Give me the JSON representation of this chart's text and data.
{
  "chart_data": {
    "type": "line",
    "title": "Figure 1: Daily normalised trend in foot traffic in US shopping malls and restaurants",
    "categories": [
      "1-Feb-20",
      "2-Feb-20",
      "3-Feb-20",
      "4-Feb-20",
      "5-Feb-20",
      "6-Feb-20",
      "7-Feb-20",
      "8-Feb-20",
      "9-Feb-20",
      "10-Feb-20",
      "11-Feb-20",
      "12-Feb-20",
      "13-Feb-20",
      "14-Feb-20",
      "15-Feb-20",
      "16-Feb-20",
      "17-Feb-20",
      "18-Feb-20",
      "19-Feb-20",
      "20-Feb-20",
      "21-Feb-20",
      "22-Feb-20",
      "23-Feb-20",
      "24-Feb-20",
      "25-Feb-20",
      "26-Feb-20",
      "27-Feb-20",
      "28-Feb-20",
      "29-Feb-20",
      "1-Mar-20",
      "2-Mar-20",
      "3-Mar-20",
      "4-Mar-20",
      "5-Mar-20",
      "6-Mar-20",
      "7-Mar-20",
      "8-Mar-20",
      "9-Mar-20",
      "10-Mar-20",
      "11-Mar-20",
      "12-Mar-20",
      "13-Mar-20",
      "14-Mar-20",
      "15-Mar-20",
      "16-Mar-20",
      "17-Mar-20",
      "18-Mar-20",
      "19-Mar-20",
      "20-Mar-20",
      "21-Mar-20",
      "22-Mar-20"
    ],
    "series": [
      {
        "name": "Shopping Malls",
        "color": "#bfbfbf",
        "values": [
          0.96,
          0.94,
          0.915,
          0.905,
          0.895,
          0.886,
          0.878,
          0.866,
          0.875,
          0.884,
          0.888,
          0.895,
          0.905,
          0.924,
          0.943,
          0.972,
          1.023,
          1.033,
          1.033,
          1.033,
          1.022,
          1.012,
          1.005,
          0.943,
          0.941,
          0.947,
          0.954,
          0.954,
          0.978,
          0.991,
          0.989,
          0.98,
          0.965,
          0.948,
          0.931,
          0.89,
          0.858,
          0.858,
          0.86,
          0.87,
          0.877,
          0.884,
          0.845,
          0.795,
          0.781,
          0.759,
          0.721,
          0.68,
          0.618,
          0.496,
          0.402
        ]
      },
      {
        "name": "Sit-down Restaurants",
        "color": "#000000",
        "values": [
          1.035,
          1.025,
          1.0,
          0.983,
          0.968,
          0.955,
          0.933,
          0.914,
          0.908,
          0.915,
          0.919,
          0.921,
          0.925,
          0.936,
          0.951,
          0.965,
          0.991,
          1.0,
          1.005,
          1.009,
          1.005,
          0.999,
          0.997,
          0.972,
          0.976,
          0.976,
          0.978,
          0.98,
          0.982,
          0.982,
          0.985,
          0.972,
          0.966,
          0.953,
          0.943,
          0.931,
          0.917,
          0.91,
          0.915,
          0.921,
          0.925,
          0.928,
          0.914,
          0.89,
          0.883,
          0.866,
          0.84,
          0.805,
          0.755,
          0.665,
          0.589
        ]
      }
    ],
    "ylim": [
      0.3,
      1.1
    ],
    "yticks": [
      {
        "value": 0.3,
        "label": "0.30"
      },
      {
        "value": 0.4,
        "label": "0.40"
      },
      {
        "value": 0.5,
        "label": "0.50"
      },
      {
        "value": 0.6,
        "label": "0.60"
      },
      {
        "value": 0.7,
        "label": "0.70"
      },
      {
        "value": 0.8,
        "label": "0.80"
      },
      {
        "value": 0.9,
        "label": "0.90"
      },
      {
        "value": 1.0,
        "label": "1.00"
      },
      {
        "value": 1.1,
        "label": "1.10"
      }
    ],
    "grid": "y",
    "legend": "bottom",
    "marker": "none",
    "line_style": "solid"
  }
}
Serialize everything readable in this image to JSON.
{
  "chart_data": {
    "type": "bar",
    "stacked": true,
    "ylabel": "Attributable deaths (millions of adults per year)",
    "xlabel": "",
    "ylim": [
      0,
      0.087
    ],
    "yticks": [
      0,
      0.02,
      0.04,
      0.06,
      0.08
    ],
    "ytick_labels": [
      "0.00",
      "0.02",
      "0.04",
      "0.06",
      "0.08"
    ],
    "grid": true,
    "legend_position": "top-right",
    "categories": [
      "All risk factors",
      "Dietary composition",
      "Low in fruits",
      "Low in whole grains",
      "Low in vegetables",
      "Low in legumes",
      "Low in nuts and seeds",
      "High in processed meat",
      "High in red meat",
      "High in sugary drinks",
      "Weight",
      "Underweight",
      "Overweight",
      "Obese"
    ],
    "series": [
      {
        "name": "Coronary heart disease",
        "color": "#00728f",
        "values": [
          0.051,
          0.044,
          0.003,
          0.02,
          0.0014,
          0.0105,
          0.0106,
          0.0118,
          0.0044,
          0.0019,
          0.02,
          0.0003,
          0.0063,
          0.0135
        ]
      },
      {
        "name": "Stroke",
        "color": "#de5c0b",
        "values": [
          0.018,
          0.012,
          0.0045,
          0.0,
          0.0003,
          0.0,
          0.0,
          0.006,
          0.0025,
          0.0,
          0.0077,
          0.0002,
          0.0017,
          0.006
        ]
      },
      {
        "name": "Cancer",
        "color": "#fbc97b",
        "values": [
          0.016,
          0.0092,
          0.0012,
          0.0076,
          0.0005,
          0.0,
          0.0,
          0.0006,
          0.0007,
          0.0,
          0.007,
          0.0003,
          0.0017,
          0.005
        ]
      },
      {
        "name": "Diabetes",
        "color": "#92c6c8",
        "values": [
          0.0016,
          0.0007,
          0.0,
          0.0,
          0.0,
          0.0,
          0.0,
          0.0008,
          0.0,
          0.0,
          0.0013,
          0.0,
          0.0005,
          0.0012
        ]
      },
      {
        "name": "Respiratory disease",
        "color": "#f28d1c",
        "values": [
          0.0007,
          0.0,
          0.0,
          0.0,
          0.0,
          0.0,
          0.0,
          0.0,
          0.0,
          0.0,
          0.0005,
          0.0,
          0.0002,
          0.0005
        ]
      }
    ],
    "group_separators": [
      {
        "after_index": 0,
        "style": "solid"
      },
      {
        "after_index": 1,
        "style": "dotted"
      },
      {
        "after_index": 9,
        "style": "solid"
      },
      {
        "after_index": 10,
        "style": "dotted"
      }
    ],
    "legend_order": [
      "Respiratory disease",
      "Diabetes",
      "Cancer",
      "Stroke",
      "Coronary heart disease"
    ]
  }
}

> WHAT THE EXERCISE ASKS: The word "name" appears in how many lines of the data? Answer with only the number.

> OUTPUT BELOW: 7